__Source__:
= = = =

Redevelopment Authority proposes extreme makeover
Wareham could be getting a major makeover in the coming decades.
The Redevelopment Authority’s urban renewal proposals at a Thursday, Dec. 1 Town Hall meeting included acquiring and demolishing several dilapidated properties on Main Street, constructing mixed-use buildings to revitalize downtown, turning Merchants Way into a place for waterfront recreation and increasing the maximum building height to 65 feet.
The purpose of the meeting was to get community feedback on the Redevelopment Authority’s proposals, none of which are definite. An expert panel, also there to take the public’s questions, was made up of a who’s-who of town officials: Redevelopment Authority Chairman Dan Butler, Board of Selectmen Chair Judith Whiteside, Director of Planning and Community Development Ken Buckland, Planning Board Chairman Michael King and Planning Board Member Sam Corbitt.
“We all have a stake in our village,” Butler said. “It’s a nice village, and we want to make it even nicer.”
In the next three to five years, the Redevelopment Authority plans to use its powers to acquire 195, 203 and 274 Main St. through eminent domain, foreclosure or “friendly taking,” which is when a property owner willingly sells their property to the town. 274 Main St. is the “possibly contaminated” former site of a dry cleaning business. 307 Main St., also possibly contaminated, would be acquired in the next five to 15 years.
The Redevelopment Authority must balance the economic needs of the community with the environmental impact of climate change, including sea level rise. In the next 15-20 years, 137 and 149 Main St., two buildings with a significant risk of flood damage, could become the site of a “sponge park.” A sponge park is an absorbent park made of materials that can withstand flooding and do not corrode when exposed to salt water. Green infrastructure such as parks is a major component of the town’s proposed investments.
Center Street would also see big changes with the allowance of mixed-use development. In a presentation, urban planner Emily Innes of Innes Associates showed concept art of what a renewed Center Street might look like. None of these images were official proposals, but merely ideas. They included multifamily housing, with a special emphasis on older residents, and mixed-use buildings with a maximum height of 65 feet and parking underneath. This design would take advantage of the natural slope of Center Street.

= = = =

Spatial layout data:
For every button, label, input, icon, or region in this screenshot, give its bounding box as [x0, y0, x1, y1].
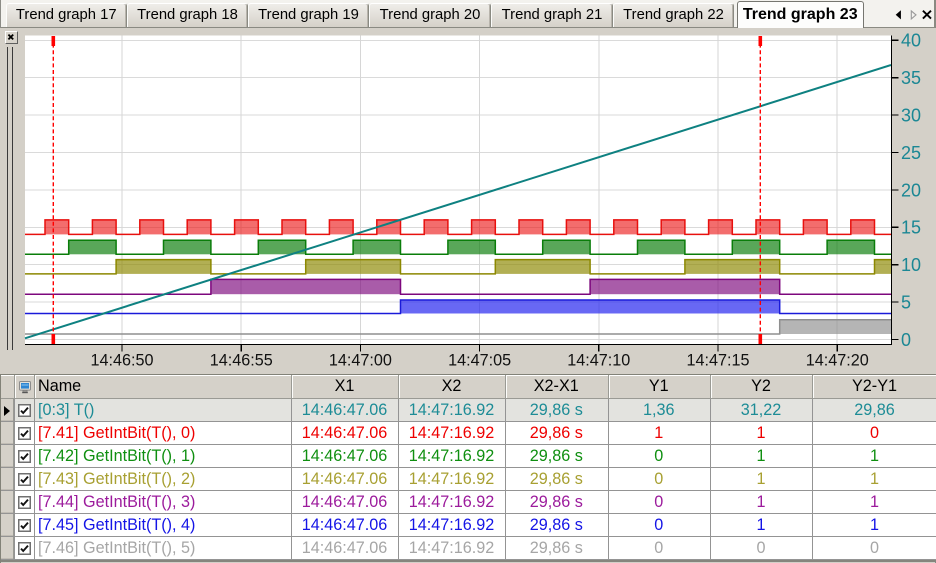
svg-text:14:47:00: 14:47:00 [329, 351, 392, 369]
svg-text:30: 30 [901, 106, 921, 126]
svg-text:0: 0 [901, 330, 911, 350]
svg-text:14:46:55: 14:46:55 [210, 351, 273, 369]
svg-text:40: 40 [901, 31, 921, 51]
svg-text:14:47:10: 14:47:10 [567, 351, 630, 369]
svg-text:14:47:15: 14:47:15 [686, 351, 749, 369]
svg-text:14:47:05: 14:47:05 [448, 351, 511, 369]
svg-text:10: 10 [901, 255, 921, 275]
svg-text:25: 25 [901, 143, 921, 163]
svg-text:14:47:20: 14:47:20 [806, 351, 869, 369]
svg-text:14:46:50: 14:46:50 [90, 351, 153, 369]
svg-text:35: 35 [901, 68, 921, 88]
svg-text:5: 5 [901, 293, 911, 313]
svg-text:15: 15 [901, 218, 921, 238]
svg-text:20: 20 [901, 180, 921, 200]
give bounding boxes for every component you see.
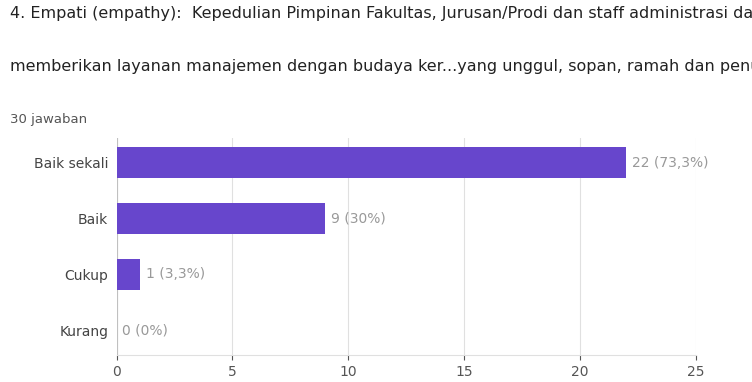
Text: 9 (30%): 9 (30%) (331, 212, 386, 225)
Text: 4. Empati (empathy):  Kepedulian Pimpinan Fakultas, Jurusan/Prodi dan staff admi: 4. Empati (empathy): Kepedulian Pimpinan… (10, 6, 752, 21)
Text: 0 (0%): 0 (0%) (123, 323, 168, 337)
Bar (117, 147, 626, 178)
Text: 1 (3,3%): 1 (3,3%) (146, 267, 205, 281)
Bar (117, 203, 325, 234)
Text: 30 jawaban: 30 jawaban (10, 113, 87, 126)
Text: 22 (73,3%): 22 (73,3%) (632, 156, 708, 170)
Bar (117, 259, 140, 290)
Text: memberikan layanan manajemen dengan budaya ker...yang unggul, sopan, ramah dan p: memberikan layanan manajemen dengan buda… (10, 59, 752, 74)
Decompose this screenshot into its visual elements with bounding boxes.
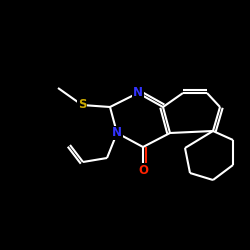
Text: S: S [78, 98, 86, 112]
Text: O: O [138, 164, 148, 176]
Text: N: N [133, 86, 143, 100]
Text: N: N [112, 126, 122, 140]
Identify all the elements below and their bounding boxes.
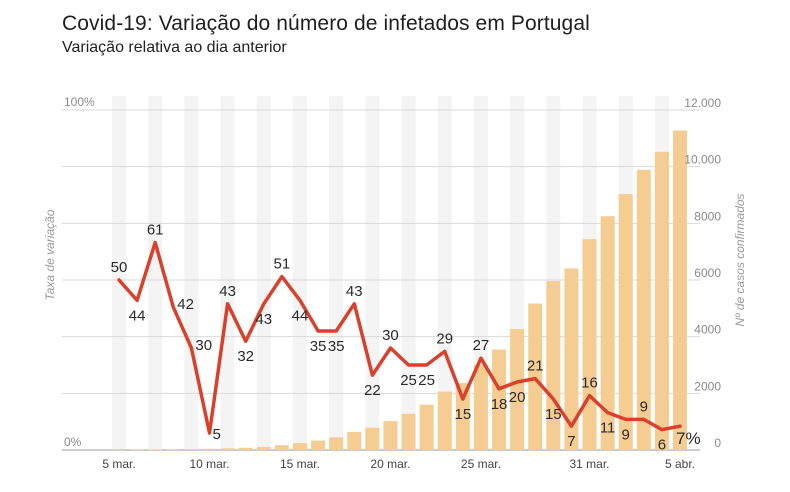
- bar-series-cases: [112, 130, 687, 450]
- left-axis-title: Taxa de variação: [43, 209, 57, 300]
- bar-cases: [365, 427, 380, 450]
- data-label: 32: [237, 348, 254, 365]
- data-label: 42: [177, 296, 194, 313]
- bar-cases: [600, 216, 615, 450]
- data-label: 27: [473, 337, 490, 354]
- data-label: 29: [436, 330, 453, 347]
- data-label: 7: [567, 433, 575, 450]
- data-label: 15: [454, 406, 471, 423]
- data-label: 9: [640, 398, 648, 415]
- chart-subtitle: Variação relativa ao dia anterior: [62, 39, 287, 56]
- data-label: 6: [658, 437, 666, 454]
- x-axis-tick: 5 mar.: [102, 457, 135, 471]
- data-label: 61: [147, 222, 164, 239]
- bar-cases: [311, 440, 326, 450]
- bar-cases: [564, 268, 579, 450]
- bar-cases: [618, 194, 633, 450]
- data-label: 20: [509, 389, 526, 406]
- bar-cases: [238, 447, 253, 450]
- data-label: 43: [255, 311, 272, 328]
- data-label: 21: [527, 358, 544, 375]
- line-rate: [117, 240, 682, 435]
- chart-title: Covid-19: Variação do número de infetado…: [62, 12, 590, 35]
- left-axis-tick: 100%: [64, 95, 95, 109]
- bar-cases: [437, 391, 452, 450]
- right-axis-tick: 6000: [694, 266, 721, 280]
- data-label: 43: [219, 283, 236, 300]
- bar-cases: [202, 448, 217, 450]
- data-label: 16: [581, 375, 598, 392]
- bar-cases: [274, 445, 289, 450]
- data-label: 35: [310, 338, 327, 355]
- bar-cases: [383, 421, 398, 450]
- data-label: 30: [195, 337, 212, 354]
- background-band: [111, 96, 127, 450]
- bar-cases: [401, 413, 416, 450]
- bar-cases: [510, 329, 525, 450]
- bar-cases: [673, 130, 687, 450]
- data-label: 25: [418, 372, 435, 389]
- data-label: 11: [600, 420, 616, 437]
- background-band: [256, 96, 271, 450]
- bar-cases: [184, 449, 199, 450]
- bar-cases: [220, 448, 235, 450]
- background-band: [148, 96, 163, 450]
- bar-cases: [654, 151, 669, 450]
- right-axis-tick: 2000: [694, 379, 721, 393]
- background-band: [401, 96, 416, 450]
- bar-cases: [455, 383, 470, 450]
- background-band: [292, 96, 308, 450]
- data-label: 30: [382, 327, 399, 344]
- data-label: 7%: [676, 429, 701, 448]
- bar-cases: [419, 404, 434, 450]
- bar-cases: [256, 446, 271, 450]
- data-label: 5: [212, 426, 220, 443]
- right-axis-tick: 10.000: [684, 153, 721, 167]
- bar-cases: [492, 349, 507, 450]
- data-label: 15: [545, 406, 562, 423]
- line-series-rate: [117, 240, 682, 435]
- left-axis-tick: 0%: [64, 435, 82, 449]
- x-axis-tick: 5 abr.: [665, 457, 695, 471]
- bar-cases: [166, 449, 181, 450]
- x-axis-tick: 15 mar.: [280, 457, 320, 471]
- data-label: 51: [274, 256, 291, 273]
- data-label: 44: [129, 307, 146, 324]
- background-band: [220, 96, 235, 450]
- bar-cases: [636, 169, 651, 450]
- right-axis-tick: 4000: [694, 323, 721, 337]
- right-axis-title: Nº de casos confirmados: [733, 193, 747, 326]
- x-axis-tick: 25 mar.: [461, 457, 501, 471]
- x-axis-tick: 31 mar.: [570, 457, 610, 471]
- bar-cases: [473, 365, 488, 450]
- data-label: 44: [292, 307, 309, 324]
- bar-cases: [582, 239, 597, 450]
- bar-cases: [528, 303, 543, 450]
- background-band: [184, 96, 199, 450]
- data-label: 18: [491, 396, 508, 413]
- data-label: 22: [364, 382, 381, 399]
- right-axis-tick: 12.000: [684, 96, 721, 110]
- bar-cases: [546, 281, 561, 450]
- bar-cases: [329, 437, 344, 450]
- data-label: 35: [328, 338, 345, 355]
- x-axis-tick: 10 mar.: [189, 457, 229, 471]
- right-axis-tick: 8000: [694, 209, 721, 223]
- data-label: 50: [111, 259, 128, 276]
- data-label: 9: [622, 426, 630, 443]
- background-band: [329, 96, 344, 450]
- data-label: 43: [346, 283, 363, 300]
- data-label: 25: [400, 372, 417, 389]
- bar-cases: [347, 431, 362, 450]
- bar-cases: [292, 443, 307, 450]
- axes: 0% 100% 0 2000 4000 6000 8000 10.000 12.000 5 mar…: [43, 95, 747, 471]
- right-axis-tick: 0: [714, 436, 721, 450]
- bar-cases: [148, 449, 163, 450]
- x-axis-tick: 20 mar.: [370, 457, 410, 471]
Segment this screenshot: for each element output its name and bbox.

= = = =

__Task description__: Reproduce, word for word, the full news article above on the Wareham Redevelopment Authority's proposals.

__Reply to the exercise__:
Redevelopment Authority proposes extreme makeover
Wareham could be getting a major makeover in the coming decades.
The Redevelopment Authority’s urban renewal proposals at a Thursday, Dec. 1 Town Hall meeting included acquiring and demolishing several dilapidated properties on Main Street, constructing mixed-use buildings to revitalize downtown, turning Merchants Way into a place for waterfront recreation and increasing the maximum building height to 65 feet.
The purpose of the meeting was to get community feedback on the Redevelopment Authority’s proposals, none of which are definite. An expert panel, also there to take the public’s questions, was made up of a who’s-who of town officials: Redevelopment Authority Chairman Dan Butler, Board of Selectmen Chair Judith Whiteside, Director of Planning and Community Development Ken Buckland, Planning Board Chairman Michael King and Planning Board Member Sam Corbitt.
“We all have a stake in our village,” Butler said. “It’s a nice village, and we want to make it even nicer.”
In the next three to five years, the Redevelopment Authority plans to use its powers to acquire 195, 203 and 274 Main St. through eminent domain, foreclosure or “friendly taking,” which is when a property owner willingly sells their property to the town. 274 Main St. is the “possibly contaminated” former site of a dry cleaning business. 307 Main St., also possibly contaminated, would be acquired in the next five to 15 years.
The Redevelopment Authority must balance the economic needs of the community with the environmental impact of climate change, including sea level rise. In the next 15-20 years, 137 and 149 Main St., two buildings with a significant risk of flood damage, could become the site of a “sponge park.” A sponge park is an absorbent park made of materials that can withstand flooding and do not corrode when exposed to salt water. Green infrastructure such as parks is a major component of the town’s proposed investments.
Center Street would also see big changes with the allowance of mixed-use development. In a presentation, urban planner Emily Innes of Innes Associates showed concept art of what a renewed Center Street might look like. None of these images were official proposals, but merely ideas. They included multifamily housing, with a special emphasis on older residents, and mixed-use buildings with a maximum height of 65 feet and parking underneath. This design would take advantage of the natural slope of Center Street.